■ Do this: Set out every line bearing the string "catching".
>>>
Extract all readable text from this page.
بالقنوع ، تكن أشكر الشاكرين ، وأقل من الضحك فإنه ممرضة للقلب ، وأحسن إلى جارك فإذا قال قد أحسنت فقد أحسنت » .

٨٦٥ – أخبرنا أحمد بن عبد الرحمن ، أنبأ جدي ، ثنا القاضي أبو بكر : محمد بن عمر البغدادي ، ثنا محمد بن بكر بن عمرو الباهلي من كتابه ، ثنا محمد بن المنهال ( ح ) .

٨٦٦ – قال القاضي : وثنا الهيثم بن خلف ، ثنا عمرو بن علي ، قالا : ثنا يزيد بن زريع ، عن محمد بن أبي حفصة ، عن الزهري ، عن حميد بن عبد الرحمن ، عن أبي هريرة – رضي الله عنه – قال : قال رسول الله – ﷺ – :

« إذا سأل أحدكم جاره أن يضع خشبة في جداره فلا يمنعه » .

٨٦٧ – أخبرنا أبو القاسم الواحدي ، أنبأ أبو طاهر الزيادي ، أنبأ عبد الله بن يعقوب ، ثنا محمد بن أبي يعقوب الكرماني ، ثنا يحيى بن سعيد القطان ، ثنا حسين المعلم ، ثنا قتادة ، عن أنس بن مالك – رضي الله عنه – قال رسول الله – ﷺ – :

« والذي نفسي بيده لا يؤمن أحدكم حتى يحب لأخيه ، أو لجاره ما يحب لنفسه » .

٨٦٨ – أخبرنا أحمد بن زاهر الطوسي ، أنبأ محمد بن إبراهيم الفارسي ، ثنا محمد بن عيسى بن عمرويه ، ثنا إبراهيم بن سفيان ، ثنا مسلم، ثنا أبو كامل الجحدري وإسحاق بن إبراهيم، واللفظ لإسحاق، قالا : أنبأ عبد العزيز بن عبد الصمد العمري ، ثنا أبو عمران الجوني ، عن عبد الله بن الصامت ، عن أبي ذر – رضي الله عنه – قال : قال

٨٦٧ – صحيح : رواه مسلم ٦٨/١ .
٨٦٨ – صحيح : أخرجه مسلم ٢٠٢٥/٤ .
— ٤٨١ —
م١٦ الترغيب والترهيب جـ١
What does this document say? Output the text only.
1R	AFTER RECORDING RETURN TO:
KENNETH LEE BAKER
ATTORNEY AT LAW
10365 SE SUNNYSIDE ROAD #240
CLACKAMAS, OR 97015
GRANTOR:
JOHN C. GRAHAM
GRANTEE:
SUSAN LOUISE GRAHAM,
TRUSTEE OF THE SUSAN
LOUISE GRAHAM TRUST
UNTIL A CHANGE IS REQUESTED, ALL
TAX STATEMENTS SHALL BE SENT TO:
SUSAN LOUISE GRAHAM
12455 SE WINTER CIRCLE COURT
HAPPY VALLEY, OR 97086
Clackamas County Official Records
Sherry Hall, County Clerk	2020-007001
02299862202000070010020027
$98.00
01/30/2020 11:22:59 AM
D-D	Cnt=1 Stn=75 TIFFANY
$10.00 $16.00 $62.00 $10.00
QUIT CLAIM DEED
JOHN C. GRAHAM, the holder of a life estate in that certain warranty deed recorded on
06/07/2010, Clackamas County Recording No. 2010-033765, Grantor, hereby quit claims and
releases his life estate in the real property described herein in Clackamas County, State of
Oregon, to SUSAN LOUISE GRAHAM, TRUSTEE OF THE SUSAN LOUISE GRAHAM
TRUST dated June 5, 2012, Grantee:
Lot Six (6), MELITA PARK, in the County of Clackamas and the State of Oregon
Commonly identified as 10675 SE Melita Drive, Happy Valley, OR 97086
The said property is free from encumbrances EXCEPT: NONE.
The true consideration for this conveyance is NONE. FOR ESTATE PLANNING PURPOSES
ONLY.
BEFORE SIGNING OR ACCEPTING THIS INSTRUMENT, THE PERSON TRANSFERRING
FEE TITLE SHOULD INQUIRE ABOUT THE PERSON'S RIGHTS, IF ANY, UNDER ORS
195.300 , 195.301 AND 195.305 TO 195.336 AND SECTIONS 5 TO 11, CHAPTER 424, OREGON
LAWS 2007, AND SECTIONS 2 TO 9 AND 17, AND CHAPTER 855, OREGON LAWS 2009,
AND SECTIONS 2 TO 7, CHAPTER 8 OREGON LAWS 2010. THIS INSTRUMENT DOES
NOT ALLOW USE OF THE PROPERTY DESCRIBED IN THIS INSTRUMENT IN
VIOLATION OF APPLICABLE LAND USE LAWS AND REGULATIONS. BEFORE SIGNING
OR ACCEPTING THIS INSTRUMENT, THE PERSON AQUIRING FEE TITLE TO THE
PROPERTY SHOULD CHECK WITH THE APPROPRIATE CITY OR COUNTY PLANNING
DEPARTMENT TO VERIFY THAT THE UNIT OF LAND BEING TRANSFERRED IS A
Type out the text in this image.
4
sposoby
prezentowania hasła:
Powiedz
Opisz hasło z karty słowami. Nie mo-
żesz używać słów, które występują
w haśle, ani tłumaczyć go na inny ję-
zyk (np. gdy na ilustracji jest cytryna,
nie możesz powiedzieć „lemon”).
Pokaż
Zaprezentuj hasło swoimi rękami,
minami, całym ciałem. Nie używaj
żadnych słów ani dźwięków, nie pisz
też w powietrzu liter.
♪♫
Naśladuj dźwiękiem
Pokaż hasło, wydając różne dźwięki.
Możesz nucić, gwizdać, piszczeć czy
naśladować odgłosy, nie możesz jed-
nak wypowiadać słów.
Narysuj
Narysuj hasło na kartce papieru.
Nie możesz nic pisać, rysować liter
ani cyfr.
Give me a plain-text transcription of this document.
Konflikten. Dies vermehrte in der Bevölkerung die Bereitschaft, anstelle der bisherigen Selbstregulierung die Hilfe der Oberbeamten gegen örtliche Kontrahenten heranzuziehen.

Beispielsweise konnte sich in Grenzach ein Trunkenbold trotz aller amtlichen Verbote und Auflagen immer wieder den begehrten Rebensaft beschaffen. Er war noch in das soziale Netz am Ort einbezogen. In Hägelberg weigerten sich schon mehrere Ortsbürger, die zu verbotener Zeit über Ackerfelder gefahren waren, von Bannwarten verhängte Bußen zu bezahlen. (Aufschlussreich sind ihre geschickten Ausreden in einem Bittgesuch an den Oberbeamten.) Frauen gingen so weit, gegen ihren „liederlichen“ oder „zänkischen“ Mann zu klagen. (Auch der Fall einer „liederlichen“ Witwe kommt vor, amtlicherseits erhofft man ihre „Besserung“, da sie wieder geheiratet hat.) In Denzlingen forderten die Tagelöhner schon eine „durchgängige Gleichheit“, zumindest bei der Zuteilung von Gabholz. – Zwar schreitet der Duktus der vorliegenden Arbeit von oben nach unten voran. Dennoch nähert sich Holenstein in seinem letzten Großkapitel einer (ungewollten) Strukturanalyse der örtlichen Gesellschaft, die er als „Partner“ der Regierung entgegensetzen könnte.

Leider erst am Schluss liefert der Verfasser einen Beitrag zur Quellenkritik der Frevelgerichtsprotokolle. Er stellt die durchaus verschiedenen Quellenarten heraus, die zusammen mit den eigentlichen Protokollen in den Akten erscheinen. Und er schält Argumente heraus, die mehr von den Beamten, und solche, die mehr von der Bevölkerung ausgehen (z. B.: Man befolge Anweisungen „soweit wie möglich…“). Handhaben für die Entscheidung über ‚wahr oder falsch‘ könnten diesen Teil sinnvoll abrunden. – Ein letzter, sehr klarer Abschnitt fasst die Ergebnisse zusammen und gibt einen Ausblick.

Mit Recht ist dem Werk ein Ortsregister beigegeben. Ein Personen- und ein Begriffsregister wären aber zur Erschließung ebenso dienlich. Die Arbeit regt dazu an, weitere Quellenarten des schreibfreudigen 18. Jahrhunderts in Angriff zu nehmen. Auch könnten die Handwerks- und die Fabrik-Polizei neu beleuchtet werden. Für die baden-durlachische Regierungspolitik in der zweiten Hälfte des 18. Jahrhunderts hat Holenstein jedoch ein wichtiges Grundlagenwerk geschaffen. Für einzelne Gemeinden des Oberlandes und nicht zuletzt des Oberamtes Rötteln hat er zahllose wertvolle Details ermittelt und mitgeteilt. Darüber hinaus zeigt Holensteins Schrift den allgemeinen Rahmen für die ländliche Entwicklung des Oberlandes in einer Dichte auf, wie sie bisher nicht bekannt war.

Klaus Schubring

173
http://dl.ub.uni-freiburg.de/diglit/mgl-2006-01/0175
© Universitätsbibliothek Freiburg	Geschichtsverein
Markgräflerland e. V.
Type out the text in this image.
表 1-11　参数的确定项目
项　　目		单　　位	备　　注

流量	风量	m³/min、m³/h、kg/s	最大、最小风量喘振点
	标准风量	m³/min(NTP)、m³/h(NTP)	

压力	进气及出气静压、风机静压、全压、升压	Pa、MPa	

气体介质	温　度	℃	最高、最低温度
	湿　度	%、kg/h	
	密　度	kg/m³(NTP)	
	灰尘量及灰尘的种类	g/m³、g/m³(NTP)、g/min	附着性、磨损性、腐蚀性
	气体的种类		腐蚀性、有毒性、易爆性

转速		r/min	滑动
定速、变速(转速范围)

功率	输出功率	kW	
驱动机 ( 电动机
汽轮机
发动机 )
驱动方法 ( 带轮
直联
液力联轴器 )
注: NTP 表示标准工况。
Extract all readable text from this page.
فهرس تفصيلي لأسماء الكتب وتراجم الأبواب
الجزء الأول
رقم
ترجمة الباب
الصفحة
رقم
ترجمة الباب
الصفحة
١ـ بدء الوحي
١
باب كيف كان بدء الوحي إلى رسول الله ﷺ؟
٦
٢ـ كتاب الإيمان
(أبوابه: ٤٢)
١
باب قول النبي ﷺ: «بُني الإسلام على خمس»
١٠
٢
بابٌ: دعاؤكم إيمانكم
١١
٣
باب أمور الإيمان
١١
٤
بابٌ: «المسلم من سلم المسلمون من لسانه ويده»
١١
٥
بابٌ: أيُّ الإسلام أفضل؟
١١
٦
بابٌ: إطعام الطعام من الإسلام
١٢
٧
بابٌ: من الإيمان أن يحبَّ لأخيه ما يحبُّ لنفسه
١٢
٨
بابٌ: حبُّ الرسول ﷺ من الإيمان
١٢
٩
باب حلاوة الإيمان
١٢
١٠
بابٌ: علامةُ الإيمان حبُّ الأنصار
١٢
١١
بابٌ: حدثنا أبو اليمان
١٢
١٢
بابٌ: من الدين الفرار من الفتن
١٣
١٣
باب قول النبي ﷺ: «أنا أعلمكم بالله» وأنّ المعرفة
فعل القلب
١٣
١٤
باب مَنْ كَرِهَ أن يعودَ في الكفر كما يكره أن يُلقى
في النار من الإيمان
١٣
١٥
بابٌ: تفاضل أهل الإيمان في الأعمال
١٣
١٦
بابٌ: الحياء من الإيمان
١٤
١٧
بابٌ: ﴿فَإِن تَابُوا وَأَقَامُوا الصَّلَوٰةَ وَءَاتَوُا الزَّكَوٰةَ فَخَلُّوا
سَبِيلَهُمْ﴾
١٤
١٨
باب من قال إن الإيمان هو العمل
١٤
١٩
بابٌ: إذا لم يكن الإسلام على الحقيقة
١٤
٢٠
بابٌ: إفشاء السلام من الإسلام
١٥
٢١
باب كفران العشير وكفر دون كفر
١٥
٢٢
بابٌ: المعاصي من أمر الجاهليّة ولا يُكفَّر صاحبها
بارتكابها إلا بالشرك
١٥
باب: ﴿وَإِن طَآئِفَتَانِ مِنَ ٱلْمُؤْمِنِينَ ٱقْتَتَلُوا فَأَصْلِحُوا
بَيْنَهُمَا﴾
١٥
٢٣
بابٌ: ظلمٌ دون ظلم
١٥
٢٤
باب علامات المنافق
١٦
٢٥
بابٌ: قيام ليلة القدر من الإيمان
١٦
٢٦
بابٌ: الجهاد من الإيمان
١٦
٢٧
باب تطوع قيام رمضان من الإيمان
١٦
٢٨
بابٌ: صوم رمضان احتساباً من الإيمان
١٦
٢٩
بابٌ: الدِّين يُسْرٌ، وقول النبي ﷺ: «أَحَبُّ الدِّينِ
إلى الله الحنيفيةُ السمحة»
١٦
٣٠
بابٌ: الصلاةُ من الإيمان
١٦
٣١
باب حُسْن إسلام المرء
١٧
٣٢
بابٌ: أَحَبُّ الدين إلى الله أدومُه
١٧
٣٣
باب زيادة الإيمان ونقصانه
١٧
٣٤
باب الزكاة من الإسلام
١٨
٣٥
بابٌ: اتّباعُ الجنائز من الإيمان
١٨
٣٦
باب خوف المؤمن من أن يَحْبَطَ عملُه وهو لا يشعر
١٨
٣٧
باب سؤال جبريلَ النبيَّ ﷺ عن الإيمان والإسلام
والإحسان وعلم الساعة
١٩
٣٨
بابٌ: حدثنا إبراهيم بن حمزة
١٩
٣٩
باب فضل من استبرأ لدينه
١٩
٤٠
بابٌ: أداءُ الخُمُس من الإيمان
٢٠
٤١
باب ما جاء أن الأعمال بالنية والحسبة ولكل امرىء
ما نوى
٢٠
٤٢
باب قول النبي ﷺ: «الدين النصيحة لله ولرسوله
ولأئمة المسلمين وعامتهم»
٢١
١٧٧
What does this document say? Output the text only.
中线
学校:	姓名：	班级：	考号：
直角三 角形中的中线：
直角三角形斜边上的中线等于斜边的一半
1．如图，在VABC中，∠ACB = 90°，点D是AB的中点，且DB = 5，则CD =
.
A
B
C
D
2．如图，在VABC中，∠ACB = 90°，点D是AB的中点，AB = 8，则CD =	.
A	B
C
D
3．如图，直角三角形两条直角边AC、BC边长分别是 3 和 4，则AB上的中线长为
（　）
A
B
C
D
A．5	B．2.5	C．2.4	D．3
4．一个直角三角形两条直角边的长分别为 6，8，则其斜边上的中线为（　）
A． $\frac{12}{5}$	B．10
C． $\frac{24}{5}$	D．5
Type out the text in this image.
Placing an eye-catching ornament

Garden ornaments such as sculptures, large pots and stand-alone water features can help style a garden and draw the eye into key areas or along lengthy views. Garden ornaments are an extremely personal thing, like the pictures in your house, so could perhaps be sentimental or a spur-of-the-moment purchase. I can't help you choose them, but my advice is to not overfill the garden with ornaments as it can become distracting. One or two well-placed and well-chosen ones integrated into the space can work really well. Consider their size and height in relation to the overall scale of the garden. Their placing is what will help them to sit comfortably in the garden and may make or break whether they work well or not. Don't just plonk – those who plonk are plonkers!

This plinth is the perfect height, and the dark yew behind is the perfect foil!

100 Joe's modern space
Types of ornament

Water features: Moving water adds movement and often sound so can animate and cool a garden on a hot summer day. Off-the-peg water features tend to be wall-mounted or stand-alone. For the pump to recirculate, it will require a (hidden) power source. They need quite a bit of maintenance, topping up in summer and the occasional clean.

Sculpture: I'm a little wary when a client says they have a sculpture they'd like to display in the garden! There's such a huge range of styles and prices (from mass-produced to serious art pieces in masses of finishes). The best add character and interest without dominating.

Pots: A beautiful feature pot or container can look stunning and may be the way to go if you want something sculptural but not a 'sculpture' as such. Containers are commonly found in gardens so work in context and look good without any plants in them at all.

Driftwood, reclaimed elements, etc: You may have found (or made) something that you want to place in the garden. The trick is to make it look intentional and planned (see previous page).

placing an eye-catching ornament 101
<<<
■ Result below:
Placing an eye-catching ornament
placing an eye-catching ornament 101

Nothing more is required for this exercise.